PROBLEM TO WORK ON – Select the lines that contain "Output" and copy each of them.

-------

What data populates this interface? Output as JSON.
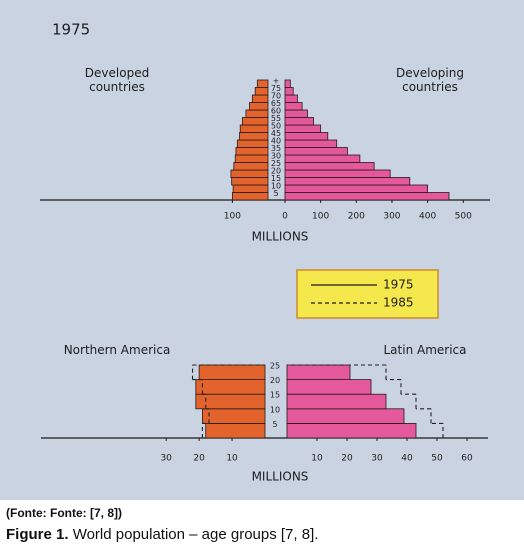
{
  "chart_data": [
    {
      "type": "pyramid",
      "title": "1975",
      "left_label": "Developed countries",
      "right_label": "Developing countries",
      "x_label": "MILLIONS",
      "categories": [
        "5",
        "10",
        "15",
        "20",
        "25",
        "30",
        "35",
        "40",
        "45",
        "50",
        "55",
        "60",
        "65",
        "70",
        "75",
        "+"
      ],
      "xlim_left": [
        0,
        640
      ],
      "xticks_left": [
        100
      ],
      "xlim_right": [
        0,
        575
      ],
      "xticks_right": [
        0,
        100,
        200,
        300,
        400,
        500
      ],
      "series": [
        {
          "side": "left",
          "style": "solid",
          "color": "#e2642c",
          "values": [
            100,
            98,
            102,
            104,
            96,
            92,
            90,
            86,
            80,
            78,
            72,
            62,
            52,
            44,
            36,
            30
          ]
        },
        {
          "side": "right",
          "style": "solid",
          "color": "#e4589c",
          "values": [
            460,
            400,
            350,
            295,
            250,
            210,
            175,
            145,
            120,
            100,
            80,
            63,
            48,
            35,
            23,
            15
          ]
        }
      ]
    },
    {
      "type": "pyramid",
      "left_label": "Northern America",
      "right_label": "Latin America",
      "x_label": "MILLIONS",
      "categories": [
        "5",
        "10",
        "15",
        "20",
        "25"
      ],
      "xlim_left": [
        0,
        68
      ],
      "xticks_left": [
        30,
        20,
        10
      ],
      "xlim_right": [
        0,
        67
      ],
      "xticks_right": [
        10,
        20,
        30,
        40,
        50,
        60
      ],
      "legend": [
        {
          "name": "1975",
          "style": "solid"
        },
        {
          "name": "1985",
          "style": "dashed"
        }
      ],
      "series": [
        {
          "side": "left",
          "style": "solid",
          "color": "#e2642c",
          "values": [
            18,
            19,
            21,
            21,
            20
          ]
        },
        {
          "side": "left",
          "style": "dashed",
          "color": "#222222",
          "values": [
            19,
            17,
            18,
            19,
            22
          ]
        },
        {
          "side": "right",
          "style": "solid",
          "color": "#e4589c",
          "values": [
            43,
            39,
            33,
            28,
            21
          ]
        },
        {
          "side": "right",
          "style": "dashed",
          "color": "#222222",
          "values": [
            52,
            48,
            43,
            38,
            33
          ]
        }
      ]
    }
  ],
  "caption": {
    "source": "(Fonte: Fonte: [7, 8])",
    "label": "Figure 1.",
    "text": "World population – age groups [7, 8]."
  }
}
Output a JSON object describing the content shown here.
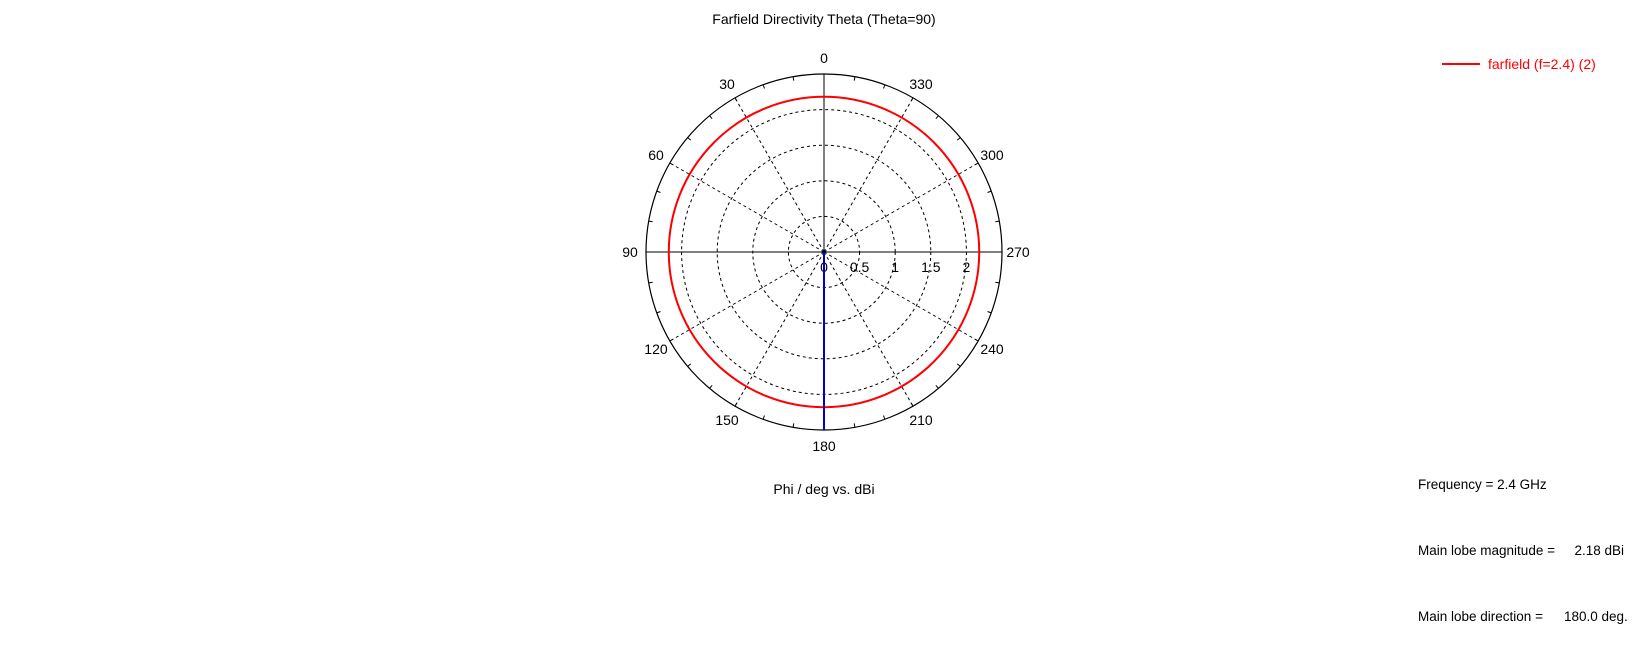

-------

COMPLETE ANSWER –
What data populates this interface? Output as JSON.
Output a JSON object describing the content shown here.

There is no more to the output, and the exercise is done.